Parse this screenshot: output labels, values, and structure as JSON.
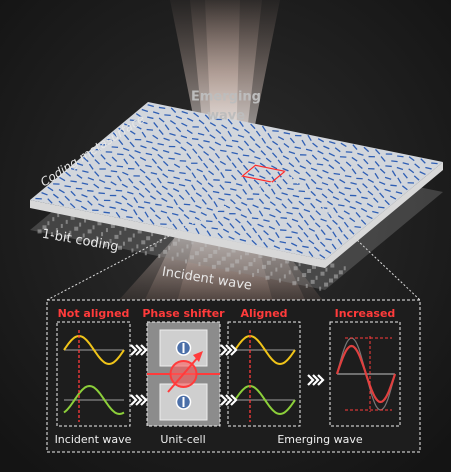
{
  "emerging_label": {
    "lines": [
      "Emerging",
      "wave"
    ]
  },
  "metasurface_label": "Coding metasurface",
  "coding_label": "1-bit coding",
  "incident_label": "Incident wave",
  "panel": {
    "stages": [
      "Not aligned",
      "Phase shifter",
      "Aligned",
      "Increased"
    ],
    "captions": [
      "Incident wave",
      "Unit-cell",
      "Emerging wave"
    ]
  }
}
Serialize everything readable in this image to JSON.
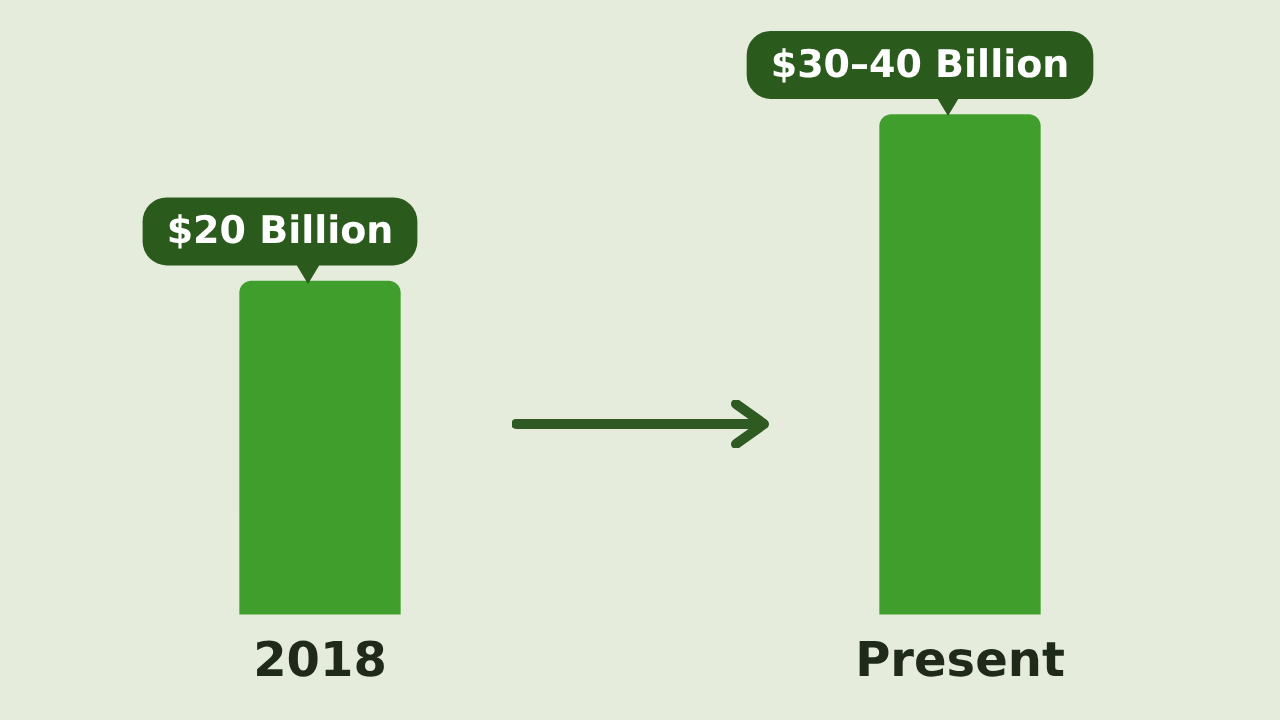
{
  "chart_data": {
    "type": "bar",
    "categories": [
      "2018",
      "Present"
    ],
    "values": [
      20,
      30
    ],
    "value_labels": [
      "$20 Billion",
      "$30–40 Billion"
    ],
    "color": "#3f9e2c",
    "grid": false,
    "legend": false
  }
}
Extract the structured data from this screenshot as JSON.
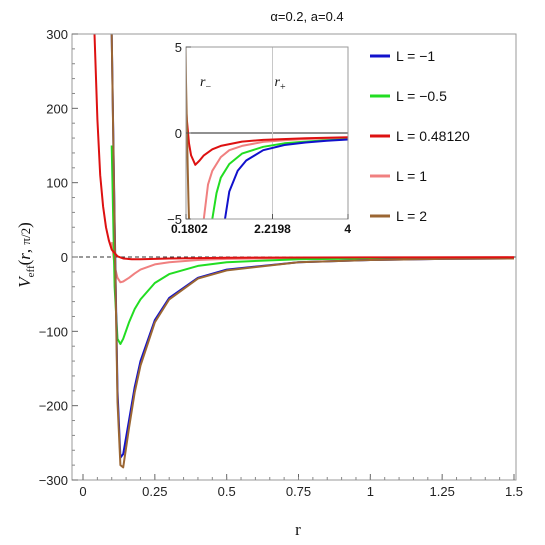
{
  "chart_data": [
    {
      "type": "line",
      "title": "α=0.2,  a=0.4",
      "xlabel": "r",
      "ylabel": "V_eff(r, π/2)",
      "xlim": [
        0,
        1.5
      ],
      "ylim": [
        -300,
        300
      ],
      "x_ticks": [
        "0",
        "0.25",
        "0.5",
        "0.75",
        "1",
        "1.25",
        "1.5"
      ],
      "y_ticks": [
        "300",
        "200",
        "100",
        "0",
        "−100",
        "−200",
        "−300"
      ],
      "legend_position": "right",
      "series": [
        {
          "name": "L = −1",
          "color": "#1111cc",
          "x": [
            0.1,
            0.11,
            0.12,
            0.13,
            0.14,
            0.16,
            0.18,
            0.2,
            0.25,
            0.3,
            0.4,
            0.5,
            0.75,
            1.0,
            1.25,
            1.5
          ],
          "y": [
            300,
            50,
            -180,
            -270,
            -265,
            -220,
            -175,
            -140,
            -85,
            -55,
            -28,
            -17,
            -7,
            -4,
            -2.5,
            -2
          ]
        },
        {
          "name": "L = −0.5",
          "color": "#22dd22",
          "x": [
            0.1,
            0.11,
            0.12,
            0.13,
            0.14,
            0.16,
            0.18,
            0.2,
            0.25,
            0.3,
            0.4,
            0.5,
            0.75,
            1.0,
            1.25,
            1.5
          ],
          "y": [
            150,
            -40,
            -110,
            -117,
            -110,
            -88,
            -70,
            -57,
            -35,
            -23,
            -12,
            -7,
            -3,
            -2,
            -1.5,
            -1
          ]
        },
        {
          "name": "L =  0.48120",
          "color": "#dd1111",
          "x": [
            0.04,
            0.05,
            0.06,
            0.07,
            0.08,
            0.09,
            0.1,
            0.12,
            0.14,
            0.17,
            0.2,
            0.3,
            0.5,
            1.0,
            1.5
          ],
          "y": [
            300,
            185,
            110,
            68,
            40,
            22,
            10,
            1,
            -2,
            -3,
            -3,
            -2,
            -1,
            -0.5,
            -0.3
          ]
        },
        {
          "name": "L =  1",
          "color": "#f08080",
          "x": [
            0.1,
            0.11,
            0.12,
            0.13,
            0.14,
            0.16,
            0.18,
            0.2,
            0.25,
            0.3,
            0.4,
            0.5,
            0.75,
            1.0,
            1.5
          ],
          "y": [
            20,
            -12,
            -28,
            -34,
            -33,
            -28,
            -22,
            -17,
            -10,
            -7,
            -4,
            -2.5,
            -1.2,
            -0.8,
            -0.4
          ]
        },
        {
          "name": "L =  2",
          "color": "#9b6633",
          "x": [
            0.1,
            0.11,
            0.12,
            0.13,
            0.14,
            0.16,
            0.18,
            0.2,
            0.25,
            0.3,
            0.4,
            0.5,
            0.75,
            1.0,
            1.25,
            1.5
          ],
          "y": [
            300,
            40,
            -195,
            -280,
            -283,
            -230,
            -182,
            -146,
            -88,
            -57,
            -29,
            -18,
            -7,
            -4,
            -2.5,
            -2
          ]
        }
      ]
    },
    {
      "type": "line",
      "name": "inset",
      "xlim": [
        0.1802,
        4
      ],
      "ylim": [
        -5,
        5
      ],
      "x_ticks": [
        "0.1802",
        "2.2198",
        "4"
      ],
      "y_ticks": [
        "5",
        "0",
        "−5"
      ],
      "annotations": [
        {
          "text": "r",
          "sub": "−",
          "x": 0.1802
        },
        {
          "text": "r",
          "sub": "+",
          "x": 2.2198
        }
      ],
      "series": [
        {
          "name": "L = −1",
          "color": "#1111cc",
          "x": [
            1.1,
            1.2,
            1.4,
            1.6,
            2.0,
            2.5,
            3.0,
            3.5,
            4.0
          ],
          "y": [
            -5,
            -3.4,
            -2.2,
            -1.6,
            -1.0,
            -0.7,
            -0.55,
            -0.45,
            -0.38
          ]
        },
        {
          "name": "L = −0.5",
          "color": "#22dd22",
          "x": [
            0.8,
            0.9,
            1.0,
            1.2,
            1.5,
            2.0,
            2.5,
            3.0,
            3.5,
            4.0
          ],
          "y": [
            -5,
            -3.5,
            -2.6,
            -1.8,
            -1.2,
            -0.8,
            -0.6,
            -0.5,
            -0.42,
            -0.36
          ]
        },
        {
          "name": "L =  0.48120",
          "color": "#dd1111",
          "x": [
            0.12,
            0.15,
            0.2,
            0.25,
            0.3,
            0.4,
            0.5,
            0.6,
            0.8,
            1.0,
            1.5,
            2.0,
            3.0,
            4.0
          ],
          "y": [
            5,
            3.0,
            0.8,
            -0.6,
            -1.3,
            -1.85,
            -1.6,
            -1.3,
            -0.95,
            -0.75,
            -0.5,
            -0.4,
            -0.3,
            -0.25
          ]
        },
        {
          "name": "L =  1",
          "color": "#f08080",
          "x": [
            0.6,
            0.7,
            0.8,
            1.0,
            1.2,
            1.5,
            2.0,
            2.5,
            3.0,
            4.0
          ],
          "y": [
            -5,
            -3.0,
            -2.2,
            -1.4,
            -1.0,
            -0.75,
            -0.52,
            -0.42,
            -0.35,
            -0.28
          ]
        },
        {
          "name": "L =  2",
          "color": "#9b6633",
          "x": [
            0.17,
            0.18,
            0.22,
            0.24,
            0.25
          ],
          "y": [
            5,
            3,
            -2,
            -4,
            -5
          ]
        }
      ]
    }
  ]
}
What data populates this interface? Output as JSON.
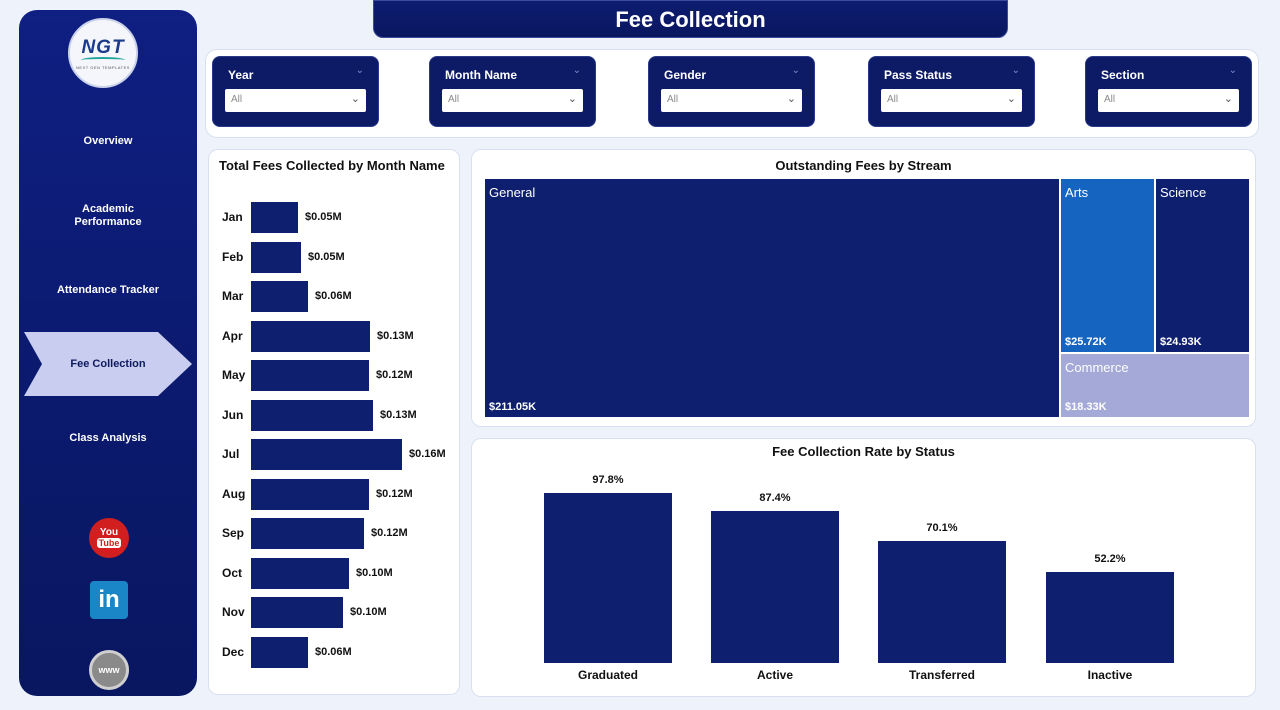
========
Without including the pictures, return each record above exactly as it stands.

Parse this screenshot: output labels, values, and structure as JSON.
{
  "emerging_label": {
    "lines": [
      "Emerging",
      "wave"
    ]
  },
  "metasurface_label": "Coding metasurface",
  "coding_label": "1-bit coding",
  "incident_label": "Incident wave",
  "panel": {
    "stages": [
      "Not aligned",
      "Phase shifter",
      "Aligned",
      "Increased"
    ],
    "captions": [
      "Incident wave",
      "Unit-cell",
      "Emerging wave"
    ]
  }
}
Serialize everything readable in this image to JSON.
{
  "chart_data": {
    "type": "bar",
    "categories": [
      "2018",
      "Present"
    ],
    "values": [
      20,
      30
    ],
    "value_labels": [
      "$20 Billion",
      "$30–40 Billion"
    ],
    "color": "#3f9e2c",
    "grid": false,
    "legend": false
  }
}
Extract the structured data from this screenshot as JSON.
{
  "chart_data": [
    {
      "type": "line",
      "title": "α=0.2,  a=0.4",
      "xlabel": "r",
      "ylabel": "V_eff(r, π/2)",
      "xlim": [
        0,
        1.5
      ],
      "ylim": [
        -300,
        300
      ],
      "x_ticks": [
        "0",
        "0.25",
        "0.5",
        "0.75",
        "1",
        "1.25",
        "1.5"
      ],
      "y_ticks": [
        "300",
        "200",
        "100",
        "0",
        "−100",
        "−200",
        "−300"
      ],
      "legend_position": "right",
      "series": [
        {
          "name": "L = −1",
          "color": "#1111cc",
          "x": [
            0.1,
            0.11,
            0.12,
            0.13,
            0.14,
            0.16,
            0.18,
            0.2,
            0.25,
            0.3,
            0.4,
            0.5,
            0.75,
            1.0,
            1.25,
            1.5
          ],
          "y": [
            300,
            50,
            -180,
            -270,
            -265,
            -220,
            -175,
            -140,
            -85,
            -55,
            -28,
            -17,
            -7,
            -4,
            -2.5,
            -2
          ]
        },
        {
          "name": "L = −0.5",
          "color": "#22dd22",
          "x": [
            0.1,
            0.11,
            0.12,
            0.13,
            0.14,
            0.16,
            0.18,
            0.2,
            0.25,
            0.3,
            0.4,
            0.5,
            0.75,
            1.0,
            1.25,
            1.5
          ],
          "y": [
            150,
            -40,
            -110,
            -117,
            -110,
            -88,
            -70,
            -57,
            -35,
            -23,
            -12,
            -7,
            -3,
            -2,
            -1.5,
            -1
          ]
        },
        {
          "name": "L =  0.48120",
          "color": "#dd1111",
          "x": [
            0.04,
            0.05,
            0.06,
            0.07,
            0.08,
            0.09,
            0.1,
            0.12,
            0.14,
            0.17,
            0.2,
            0.3,
            0.5,
            1.0,
            1.5
          ],
          "y": [
            300,
            185,
            110,
            68,
            40,
            22,
            10,
            1,
            -2,
            -3,
            -3,
            -2,
            -1,
            -0.5,
            -0.3
          ]
        },
        {
          "name": "L =  1",
          "color": "#f08080",
          "x": [
            0.1,
            0.11,
            0.12,
            0.13,
            0.14,
            0.16,
            0.18,
            0.2,
            0.25,
            0.3,
            0.4,
            0.5,
            0.75,
            1.0,
            1.5
          ],
          "y": [
            20,
            -12,
            -28,
            -34,
            -33,
            -28,
            -22,
            -17,
            -10,
            -7,
            -4,
            -2.5,
            -1.2,
            -0.8,
            -0.4
          ]
        },
        {
          "name": "L =  2",
          "color": "#9b6633",
          "x": [
            0.1,
            0.11,
            0.12,
            0.13,
            0.14,
            0.16,
            0.18,
            0.2,
            0.25,
            0.3,
            0.4,
            0.5,
            0.75,
            1.0,
            1.25,
            1.5
          ],
          "y": [
            300,
            40,
            -195,
            -280,
            -283,
            -230,
            -182,
            -146,
            -88,
            -57,
            -29,
            -18,
            -7,
            -4,
            -2.5,
            -2
          ]
        }
      ]
    },
    {
      "type": "line",
      "name": "inset",
      "xlim": [
        0.1802,
        4
      ],
      "ylim": [
        -5,
        5
      ],
      "x_ticks": [
        "0.1802",
        "2.2198",
        "4"
      ],
      "y_ticks": [
        "5",
        "0",
        "−5"
      ],
      "annotations": [
        {
          "text": "r",
          "sub": "−",
          "x": 0.1802
        },
        {
          "text": "r",
          "sub": "+",
          "x": 2.2198
        }
      ],
      "series": [
        {
          "name": "L = −1",
          "color": "#1111cc",
          "x": [
            1.1,
            1.2,
            1.4,
            1.6,
            2.0,
            2.5,
            3.0,
            3.5,
            4.0
          ],
          "y": [
            -5,
            -3.4,
            -2.2,
            -1.6,
            -1.0,
            -0.7,
            -0.55,
            -0.45,
            -0.38
          ]
        },
        {
          "name": "L = −0.5",
          "color": "#22dd22",
          "x": [
            0.8,
            0.9,
            1.0,
            1.2,
            1.5,
            2.0,
            2.5,
            3.0,
            3.5,
            4.0
          ],
          "y": [
            -5,
            -3.5,
            -2.6,
            -1.8,
            -1.2,
            -0.8,
            -0.6,
            -0.5,
            -0.42,
            -0.36
          ]
        },
        {
          "name": "L =  0.48120",
          "color": "#dd1111",
          "x": [
            0.12,
            0.15,
            0.2,
            0.25,
            0.3,
            0.4,
            0.5,
            0.6,
            0.8,
            1.0,
            1.5,
            2.0,
            3.0,
            4.0
          ],
          "y": [
            5,
            3.0,
            0.8,
            -0.6,
            -1.3,
            -1.85,
            -1.6,
            -1.3,
            -0.95,
            -0.75,
            -0.5,
            -0.4,
            -0.3,
            -0.25
          ]
        },
        {
          "name": "L =  1",
          "color": "#f08080",
          "x": [
            0.6,
            0.7,
            0.8,
            1.0,
            1.2,
            1.5,
            2.0,
            2.5,
            3.0,
            4.0
          ],
          "y": [
            -5,
            -3.0,
            -2.2,
            -1.4,
            -1.0,
            -0.75,
            -0.52,
            -0.42,
            -0.35,
            -0.28
          ]
        },
        {
          "name": "L =  2",
          "color": "#9b6633",
          "x": [
            0.17,
            0.18,
            0.22,
            0.24,
            0.25
          ],
          "y": [
            5,
            3,
            -2,
            -4,
            -5
          ]
        }
      ]
    }
  ]
}
What data populates this interface? Output as JSON.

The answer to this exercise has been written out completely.